Isso é feito, porem, a rigor, através do manejo dos chamados "tributos extrafiscais", exatamente aqueles cuja razão de existir principal não é a arrecadação de recursos para o Estado, mas sim a interferência oficial no domínio econômico, como é o caso das CIDE's (contribuições de intervenção no domínio econômico - cuja designação já evidencia sua finalidade) e também do imposto de importação (II), do imposto de exportação (IE), do imposto sobre produtos industrializados (IPI), do imposto sobre operações financeiras e de câmbio (IOF) etc.

Linhas de dados:
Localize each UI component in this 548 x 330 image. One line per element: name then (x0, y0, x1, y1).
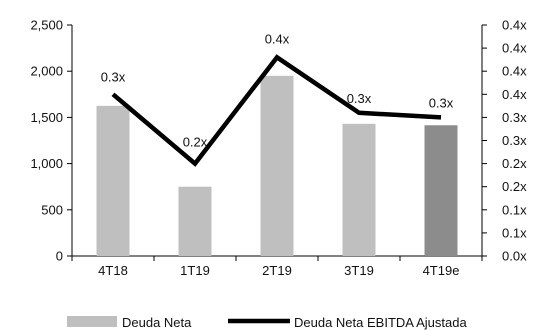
right-tick-label: 0.3x (502, 110, 527, 125)
data-label: 0.3x (101, 69, 126, 84)
right-tick-label: 0.2x (502, 179, 527, 194)
right-tick-label: 0.0x (502, 249, 527, 264)
right-tick-label: 0.4x (502, 87, 527, 102)
x-axis: 4T18 1T19 2T19 3T19 4T19e (71, 255, 483, 278)
x-tick-label: 4T19e (423, 263, 460, 278)
data-label: 0.4x (265, 31, 290, 46)
line-series (111, 54, 442, 167)
x-tick-label: 3T19 (344, 263, 374, 278)
x-tick-label: 4T18 (98, 263, 128, 278)
left-tick-label: 1,500 (30, 110, 63, 125)
data-label: 0.3x (347, 91, 372, 106)
right-tick-label: 0.3x (502, 133, 527, 148)
bar-series (96, 75, 458, 256)
left-tick-label: 2,000 (30, 64, 63, 79)
right-tick-label: 0.2x (502, 156, 527, 171)
x-tick-label: 2T19 (262, 263, 292, 278)
left-tick-label: 0 (56, 249, 63, 264)
left-tick-label: 2,500 (30, 18, 63, 33)
bar-4t18 (96, 105, 130, 256)
data-labels: 0.3x 0.2x 0.4x 0.3x 0.3x (101, 31, 454, 149)
data-label: 0.2x (183, 135, 208, 150)
left-y-axis: 0 500 1,000 1,500 2,000 2,500 (30, 18, 73, 264)
left-tick-label: 1,000 (30, 156, 63, 171)
right-tick-label: 0.4x (502, 64, 527, 79)
bar-2t19 (260, 75, 294, 256)
right-tick-label: 0.4x (502, 41, 527, 56)
left-tick-label: 500 (41, 202, 63, 217)
legend-label-deuda-neta: Deuda Neta (122, 315, 192, 330)
legend-label-ebitda: Deuda Neta EBITDA Ajustada (294, 315, 467, 330)
ebitda-line (111, 54, 442, 167)
legend-swatch-deuda-neta (67, 316, 117, 327)
x-tick-label: 1T19 (180, 263, 210, 278)
right-y-axis: 0.0x 0.1x 0.1x 0.2x 0.2x 0.3x 0.3x 0.4x 0.4x 0.4x… (481, 18, 527, 264)
bar-4t19e (424, 125, 458, 256)
bar-3t19 (342, 123, 376, 256)
bar-1t19 (178, 186, 212, 256)
legend: Deuda Neta Deuda Neta EBITDA Ajustada (67, 315, 467, 330)
right-tick-label: 0.1x (502, 225, 527, 240)
right-tick-label: 0.1x (502, 202, 527, 217)
data-label: 0.3x (429, 95, 454, 110)
right-tick-label: 0.4x (502, 18, 527, 33)
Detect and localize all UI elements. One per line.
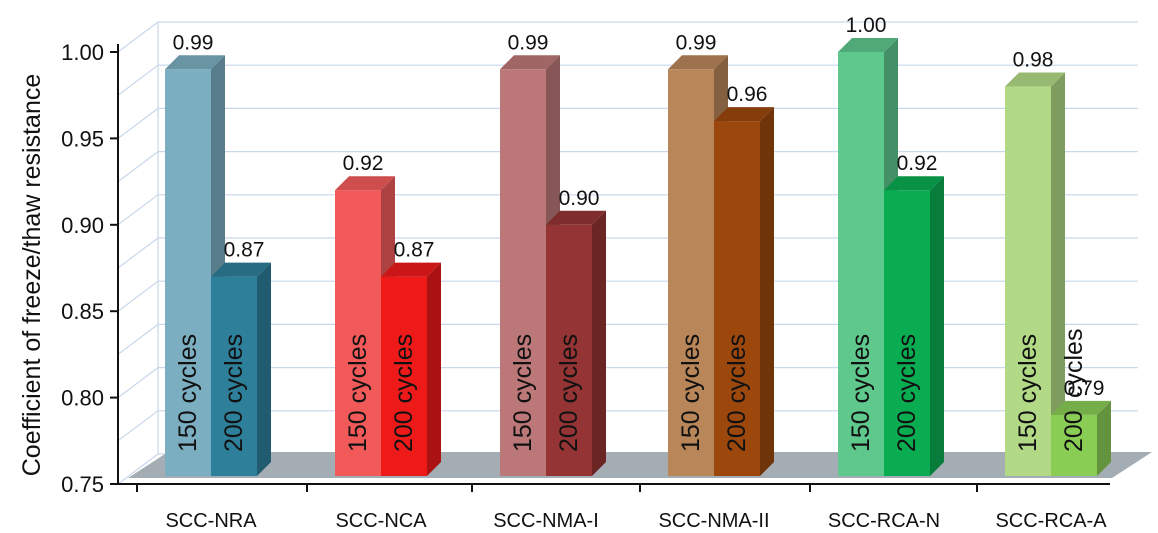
bar-series-label: 150 cycles [344, 334, 372, 452]
chart-floor [128, 452, 1152, 478]
bar-series-label: 200 [1060, 410, 1088, 452]
bar-top-face [500, 55, 560, 70]
bar-150-cycles [838, 52, 884, 476]
y-tick-label: 0.95 [61, 126, 104, 151]
side-grid-line [117, 237, 159, 269]
bar-top-face [884, 176, 944, 191]
side-grid-line [117, 280, 159, 312]
data-label: 0.99 [676, 31, 717, 54]
bar-top-face [714, 107, 774, 122]
data-label: 1.00 [846, 14, 887, 37]
bar-200-cycles [1051, 414, 1097, 476]
side-grid-line [117, 323, 159, 355]
data-label: 0.99 [508, 31, 549, 54]
data-label: 0.96 [727, 83, 768, 106]
side-grid-line [117, 453, 159, 485]
bar-series-label: 200 cycles [893, 334, 921, 452]
y-tick-label: 0.90 [61, 213, 104, 238]
x-tick-label: SCC-NMA-I [493, 510, 599, 532]
bar-top-face [1051, 400, 1111, 415]
bar-top-face [335, 176, 395, 191]
bar-side-face [427, 262, 441, 476]
bar-series-label: 200 cycles [723, 334, 751, 452]
bar-side-face [930, 176, 944, 477]
bar-side-face [1051, 72, 1065, 476]
bar-top-face [1005, 72, 1065, 87]
bar-side-face [257, 262, 271, 476]
bar-side-face [760, 107, 774, 477]
data-label: 0.87 [224, 239, 265, 262]
side-grid-line [117, 21, 159, 53]
bar-series-label: 150 cycles [677, 334, 705, 452]
bar-150-cycles [1005, 86, 1051, 476]
bar-side-face [592, 210, 606, 477]
bar-side-face [1097, 400, 1111, 476]
side-grid-line [117, 367, 159, 399]
bar-series-label: 200 cycles [555, 334, 583, 452]
bar-series-label: 150 cycles [1014, 334, 1042, 452]
data-label: 0.90 [559, 187, 600, 210]
y-tick-label: 0.85 [61, 299, 104, 324]
y-axis-title: Coefficient of freeze/thaw resistance [18, 74, 46, 477]
bar-top-face [211, 262, 271, 277]
bar-200-cycles [546, 224, 592, 476]
bar-200-cycles [884, 190, 930, 477]
data-label: 0.99 [173, 31, 214, 54]
x-tick-label: SCC-NCA [335, 510, 427, 532]
bar-series-label: 200 cycles [220, 334, 248, 452]
bar-200-cycles [211, 276, 257, 476]
side-grid-line [117, 107, 159, 139]
bar-series-label: 150 cycles [847, 334, 875, 452]
data-label: 0.92 [343, 152, 384, 175]
side-grid-line [117, 64, 159, 96]
bar-top-face [668, 55, 728, 70]
x-tick-label: SCC-NRA [165, 510, 257, 532]
bar-top-face [838, 38, 898, 52]
data-label: 0.92 [897, 152, 938, 175]
bar-200-cycles [381, 276, 427, 476]
bar-top-face [165, 55, 225, 70]
x-tick-label: SCC-RCA-A [995, 510, 1107, 532]
data-label: 0.87 [394, 239, 435, 262]
bar-series-label: cycles [1060, 329, 1088, 398]
bar-top-face [546, 210, 606, 225]
y-tick-label: 0.75 [61, 472, 104, 497]
data-label: 0.79 [1064, 377, 1105, 400]
bar-150-cycles [500, 69, 546, 476]
x-tick-label: SCC-NMA-II [658, 510, 769, 532]
bar-series-label: 150 cycles [509, 334, 537, 452]
y-tick-label: 0.80 [61, 386, 104, 411]
x-tick-label: SCC-RCA-N [828, 510, 940, 532]
bar-150-cycles [165, 69, 211, 476]
bar-150-cycles [668, 69, 714, 476]
bar-200-cycles [714, 121, 760, 477]
bar-series-label: 150 cycles [174, 334, 202, 452]
y-tick-label: 1.00 [61, 40, 104, 65]
side-grid-line [117, 194, 159, 226]
bar-top-face [381, 262, 441, 277]
side-grid-line [117, 151, 159, 183]
bar-150-cycles [335, 190, 381, 477]
data-label: 0.98 [1013, 49, 1054, 72]
bar-series-label: 200 cycles [390, 334, 418, 452]
side-grid-line [117, 410, 159, 442]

Conjunto de tarefas:
A. Indique se cada afirmação abaixo está de acordo com o trecho sobre tributos extrafiscais: (i) a principal razão de existir desses tributos é arrecadar recursos para o Estado; (ii) o IOF aparece como exemplo desse tipo de tributo; (iii) a designação das CIDE's já evidencia sua finalidade. Responda sim ou não a cada uma e cite literalmente as palavras do trecho que decidem a questão.
B. Reescreva em forma de lista o parágrafo do trecho sobre tributos extrafiscais que começa com "Isso é feito, porem, a rigor", mantendo seus fatos principais.
C. Dê continuidade ao trecho sobre tributos extrafiscais a partir da última frase apresentada.
A listagem é um material à parte, independente do trecho citado.

Respostas por tarefa:
A.
(i) Não: "cuja razão de existir principal não é a arrecadação de recursos para o Estado".
(ii) Sim: "do imposto sobre operações financeiras e de câmbio (IOF)".
(iii) Sim: "cuja designação já evidencia sua finalidade".

B.
- Meio: manejo dos chamados "tributos extrafiscais".
- Razão de existir principal desses tributos: interferência oficial no domínio econômico, e não a arrecadação de recursos para o Estado.
- Exemplos:
  - CIDE's (contribuições de intervenção no domínio econômico), cuja designação já evidencia sua finalidade;
  - imposto de importação (II);
  - imposto de exportação (IE);
  - imposto sobre produtos industrializados (IPI);
  - imposto sobre operações financeiras e de câmbio (IOF).

C.
Ensina Ricardo Alexandre que:

"O tributo possui finalidade extrafiscal quando objetiva fundamentalmente intervir numa situação econômica. São os casos, entre outros, dos impostos de importação e exportação, que, antes de arrecadar, objetivam o controle do comércio internacional brasileiro, podendo, às vezes, servir de barreira protetiva da economia nacional e outras de estímulo à importação ou exportação de determinadas espécies de bens.”[xiii]

No mesmo sentido, em brilhante apontamento, o professor Hugo de Brito Machado, verbis:

"Embora se trata de matéria própria das Finanças, não se pode deixar de fazer referência à função dos tributos. O objetivo dos tributos sempre foi o de carrear recursos financeiros para o Estado. No mundo moderno, todavia, o tributo é largamente utilizado com o objetivo de interferir na economia privada, estimulando atividades, setores econômicos ou regiões, desestimulando o consumo de certos bens e produzindo, finalmente, os efeitos mais diversos na economia. Aliás, registros existem da utilização do tributo, desde a Antiguidade, com a finalidade de interferir nas atividades econômicas; mas os autores em geral apontam o uso do tributo com essa finalidade como um produto do moderno intervencionismo estatal. Essa função intervencionista do tributo dá-se o nome de função extrafiscal.

...

Assim, quanto a seu objetivo, o tributo é:

a) Fiscal, quando seu principal objetivo é a arrecadação de recursos financeiros para o Estado.

b) Extrafiscal, quando seu objetivo principal é a interferência no domínio econômico, buscando um efeito diverso da simples arrecadação de recursos financeiros.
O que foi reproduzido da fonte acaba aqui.